-- Stored data --
#####
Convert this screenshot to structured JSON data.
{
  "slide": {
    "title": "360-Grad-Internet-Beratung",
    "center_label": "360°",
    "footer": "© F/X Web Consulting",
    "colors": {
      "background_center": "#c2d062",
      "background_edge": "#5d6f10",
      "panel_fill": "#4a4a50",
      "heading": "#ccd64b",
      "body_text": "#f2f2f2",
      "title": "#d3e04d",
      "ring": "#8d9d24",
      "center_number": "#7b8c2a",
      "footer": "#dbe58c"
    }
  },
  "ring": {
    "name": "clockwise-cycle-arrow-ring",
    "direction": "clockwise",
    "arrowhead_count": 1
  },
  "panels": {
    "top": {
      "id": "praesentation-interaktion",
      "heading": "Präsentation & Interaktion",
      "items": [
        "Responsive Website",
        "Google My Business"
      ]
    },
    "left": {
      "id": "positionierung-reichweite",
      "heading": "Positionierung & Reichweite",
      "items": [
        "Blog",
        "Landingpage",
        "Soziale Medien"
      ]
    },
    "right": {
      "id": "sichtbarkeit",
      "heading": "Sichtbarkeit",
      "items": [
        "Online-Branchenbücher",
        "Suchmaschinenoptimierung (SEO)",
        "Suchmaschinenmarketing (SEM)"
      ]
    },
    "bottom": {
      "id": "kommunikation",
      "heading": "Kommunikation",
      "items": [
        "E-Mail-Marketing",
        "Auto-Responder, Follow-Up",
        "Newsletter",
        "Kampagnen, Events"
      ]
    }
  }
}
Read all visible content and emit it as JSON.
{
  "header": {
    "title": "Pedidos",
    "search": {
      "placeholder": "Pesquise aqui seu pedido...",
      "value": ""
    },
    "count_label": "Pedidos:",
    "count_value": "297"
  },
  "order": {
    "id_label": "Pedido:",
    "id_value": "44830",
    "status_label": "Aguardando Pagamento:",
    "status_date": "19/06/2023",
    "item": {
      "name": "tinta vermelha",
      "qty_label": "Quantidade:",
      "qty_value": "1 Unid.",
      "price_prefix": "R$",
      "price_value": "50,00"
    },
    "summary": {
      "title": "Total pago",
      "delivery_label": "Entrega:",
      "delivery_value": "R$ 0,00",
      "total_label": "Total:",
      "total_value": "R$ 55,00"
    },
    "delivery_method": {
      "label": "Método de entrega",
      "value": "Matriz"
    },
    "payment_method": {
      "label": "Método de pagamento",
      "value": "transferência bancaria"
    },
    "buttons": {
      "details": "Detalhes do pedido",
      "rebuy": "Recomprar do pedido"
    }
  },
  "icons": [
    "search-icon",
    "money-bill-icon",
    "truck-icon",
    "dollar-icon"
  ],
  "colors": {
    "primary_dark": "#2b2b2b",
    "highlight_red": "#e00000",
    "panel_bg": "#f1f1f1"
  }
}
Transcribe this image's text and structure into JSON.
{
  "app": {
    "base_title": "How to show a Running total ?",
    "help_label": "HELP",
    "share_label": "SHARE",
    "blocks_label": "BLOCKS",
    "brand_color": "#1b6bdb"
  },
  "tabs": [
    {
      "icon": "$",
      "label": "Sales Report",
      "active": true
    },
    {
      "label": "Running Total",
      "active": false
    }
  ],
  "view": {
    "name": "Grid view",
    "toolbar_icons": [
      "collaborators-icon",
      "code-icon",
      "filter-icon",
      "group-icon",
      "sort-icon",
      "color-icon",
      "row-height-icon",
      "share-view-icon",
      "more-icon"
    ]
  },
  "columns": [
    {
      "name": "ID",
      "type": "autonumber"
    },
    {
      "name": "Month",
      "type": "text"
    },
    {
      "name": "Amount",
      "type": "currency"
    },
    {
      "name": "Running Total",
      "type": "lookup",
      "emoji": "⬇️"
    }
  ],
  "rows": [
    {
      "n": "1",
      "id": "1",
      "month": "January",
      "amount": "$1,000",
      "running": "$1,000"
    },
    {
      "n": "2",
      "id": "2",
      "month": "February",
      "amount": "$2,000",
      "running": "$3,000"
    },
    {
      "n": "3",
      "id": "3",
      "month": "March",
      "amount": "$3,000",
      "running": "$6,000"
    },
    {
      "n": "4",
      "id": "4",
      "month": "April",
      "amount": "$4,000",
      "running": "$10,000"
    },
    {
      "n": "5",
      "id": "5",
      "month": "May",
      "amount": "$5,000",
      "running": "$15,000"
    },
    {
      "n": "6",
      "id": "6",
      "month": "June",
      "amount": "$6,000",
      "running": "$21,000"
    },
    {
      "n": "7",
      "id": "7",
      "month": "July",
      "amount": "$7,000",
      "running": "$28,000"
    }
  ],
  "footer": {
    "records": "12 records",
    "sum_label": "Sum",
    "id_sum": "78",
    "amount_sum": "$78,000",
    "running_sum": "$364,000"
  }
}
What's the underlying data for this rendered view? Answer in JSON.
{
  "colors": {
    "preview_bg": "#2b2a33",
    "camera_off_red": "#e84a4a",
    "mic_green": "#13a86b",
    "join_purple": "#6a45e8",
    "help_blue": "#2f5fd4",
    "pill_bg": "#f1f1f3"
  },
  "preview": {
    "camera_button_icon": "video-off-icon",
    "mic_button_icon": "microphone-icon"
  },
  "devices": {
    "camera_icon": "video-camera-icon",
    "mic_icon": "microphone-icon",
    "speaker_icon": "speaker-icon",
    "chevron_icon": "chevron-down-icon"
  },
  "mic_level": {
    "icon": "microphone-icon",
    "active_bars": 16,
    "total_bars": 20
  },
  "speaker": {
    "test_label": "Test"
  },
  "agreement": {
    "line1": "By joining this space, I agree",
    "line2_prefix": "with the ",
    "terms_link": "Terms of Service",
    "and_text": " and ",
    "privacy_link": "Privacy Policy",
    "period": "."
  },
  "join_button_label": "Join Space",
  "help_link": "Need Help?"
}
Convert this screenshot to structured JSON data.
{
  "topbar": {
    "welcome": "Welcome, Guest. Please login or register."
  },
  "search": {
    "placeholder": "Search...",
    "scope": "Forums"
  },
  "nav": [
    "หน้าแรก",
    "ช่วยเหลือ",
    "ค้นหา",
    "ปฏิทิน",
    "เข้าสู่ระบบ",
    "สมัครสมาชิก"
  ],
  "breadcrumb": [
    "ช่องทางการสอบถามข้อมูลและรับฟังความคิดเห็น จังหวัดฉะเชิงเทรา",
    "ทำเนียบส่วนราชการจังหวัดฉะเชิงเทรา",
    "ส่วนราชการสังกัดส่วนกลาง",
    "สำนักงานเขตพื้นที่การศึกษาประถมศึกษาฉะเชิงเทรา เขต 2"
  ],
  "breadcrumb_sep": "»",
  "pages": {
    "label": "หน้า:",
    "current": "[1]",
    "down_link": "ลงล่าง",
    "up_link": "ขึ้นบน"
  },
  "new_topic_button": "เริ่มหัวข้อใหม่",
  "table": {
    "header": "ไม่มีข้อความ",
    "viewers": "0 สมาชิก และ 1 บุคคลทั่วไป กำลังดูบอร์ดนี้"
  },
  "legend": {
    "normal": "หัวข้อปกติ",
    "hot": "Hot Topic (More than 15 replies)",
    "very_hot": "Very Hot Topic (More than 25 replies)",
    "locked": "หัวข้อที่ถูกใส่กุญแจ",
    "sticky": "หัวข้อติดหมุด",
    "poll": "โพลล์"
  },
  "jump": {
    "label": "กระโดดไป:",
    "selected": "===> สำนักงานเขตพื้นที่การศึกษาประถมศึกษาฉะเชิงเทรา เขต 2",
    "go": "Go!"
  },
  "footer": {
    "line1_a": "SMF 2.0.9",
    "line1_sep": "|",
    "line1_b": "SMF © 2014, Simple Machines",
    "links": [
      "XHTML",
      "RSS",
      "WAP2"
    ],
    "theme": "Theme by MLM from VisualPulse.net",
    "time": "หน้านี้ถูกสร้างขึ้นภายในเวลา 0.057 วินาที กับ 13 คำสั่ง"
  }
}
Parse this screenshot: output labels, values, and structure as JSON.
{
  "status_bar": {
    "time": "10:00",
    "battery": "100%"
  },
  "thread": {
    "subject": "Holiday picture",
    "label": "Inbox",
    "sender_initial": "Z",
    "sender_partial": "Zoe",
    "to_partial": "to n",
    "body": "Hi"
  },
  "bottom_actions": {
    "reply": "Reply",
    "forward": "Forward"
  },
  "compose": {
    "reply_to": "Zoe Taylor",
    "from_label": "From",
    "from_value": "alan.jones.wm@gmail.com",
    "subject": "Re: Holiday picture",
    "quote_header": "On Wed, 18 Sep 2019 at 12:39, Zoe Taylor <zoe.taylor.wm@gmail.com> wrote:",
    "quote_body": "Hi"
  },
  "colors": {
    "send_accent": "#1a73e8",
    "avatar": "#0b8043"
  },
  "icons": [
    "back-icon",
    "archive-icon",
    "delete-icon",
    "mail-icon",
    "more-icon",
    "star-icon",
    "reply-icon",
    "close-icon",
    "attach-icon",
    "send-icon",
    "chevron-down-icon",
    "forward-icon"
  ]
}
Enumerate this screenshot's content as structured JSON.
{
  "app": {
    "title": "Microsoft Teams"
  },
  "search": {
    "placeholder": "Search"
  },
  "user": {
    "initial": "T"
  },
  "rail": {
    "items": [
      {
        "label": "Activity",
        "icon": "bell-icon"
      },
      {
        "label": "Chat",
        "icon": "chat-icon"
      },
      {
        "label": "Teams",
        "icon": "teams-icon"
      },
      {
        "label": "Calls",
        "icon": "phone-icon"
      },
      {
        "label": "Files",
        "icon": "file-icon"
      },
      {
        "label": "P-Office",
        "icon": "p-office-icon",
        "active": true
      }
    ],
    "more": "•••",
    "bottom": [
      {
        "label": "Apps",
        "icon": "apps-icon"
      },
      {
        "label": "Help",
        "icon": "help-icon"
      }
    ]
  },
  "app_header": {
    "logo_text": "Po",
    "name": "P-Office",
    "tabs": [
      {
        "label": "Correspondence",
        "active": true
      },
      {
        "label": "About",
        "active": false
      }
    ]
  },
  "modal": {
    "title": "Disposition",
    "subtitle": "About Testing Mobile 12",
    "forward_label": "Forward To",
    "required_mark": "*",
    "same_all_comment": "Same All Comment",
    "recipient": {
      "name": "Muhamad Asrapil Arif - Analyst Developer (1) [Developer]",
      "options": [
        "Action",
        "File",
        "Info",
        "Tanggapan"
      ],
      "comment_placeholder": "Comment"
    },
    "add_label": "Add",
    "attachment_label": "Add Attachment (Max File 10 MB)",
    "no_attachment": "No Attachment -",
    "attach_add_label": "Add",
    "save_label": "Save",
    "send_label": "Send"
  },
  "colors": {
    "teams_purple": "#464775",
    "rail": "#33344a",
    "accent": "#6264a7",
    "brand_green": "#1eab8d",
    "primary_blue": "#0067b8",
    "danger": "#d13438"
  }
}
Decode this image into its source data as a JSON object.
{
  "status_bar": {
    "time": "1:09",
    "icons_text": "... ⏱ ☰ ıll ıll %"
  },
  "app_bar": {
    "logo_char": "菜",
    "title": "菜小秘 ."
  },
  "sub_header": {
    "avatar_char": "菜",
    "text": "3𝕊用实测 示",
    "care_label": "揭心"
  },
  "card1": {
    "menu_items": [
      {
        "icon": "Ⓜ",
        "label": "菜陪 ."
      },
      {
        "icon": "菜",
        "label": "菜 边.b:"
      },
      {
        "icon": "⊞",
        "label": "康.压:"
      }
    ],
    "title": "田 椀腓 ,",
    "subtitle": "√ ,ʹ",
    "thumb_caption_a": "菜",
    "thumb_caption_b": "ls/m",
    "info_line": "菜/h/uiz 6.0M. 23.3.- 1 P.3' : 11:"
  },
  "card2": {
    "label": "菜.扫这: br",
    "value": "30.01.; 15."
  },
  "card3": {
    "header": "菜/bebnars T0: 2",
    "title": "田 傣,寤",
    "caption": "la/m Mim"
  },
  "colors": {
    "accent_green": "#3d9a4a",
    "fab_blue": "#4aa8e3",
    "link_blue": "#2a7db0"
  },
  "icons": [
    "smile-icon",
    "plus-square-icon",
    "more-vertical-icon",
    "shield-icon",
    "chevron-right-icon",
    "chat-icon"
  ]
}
#####
-- What to work on --
All lines in the data that contain the word "image" should be copied.

-- Exercise response --
Transcribe this image's text and structure into JSON.
Decode this image into its source data as a JSON object.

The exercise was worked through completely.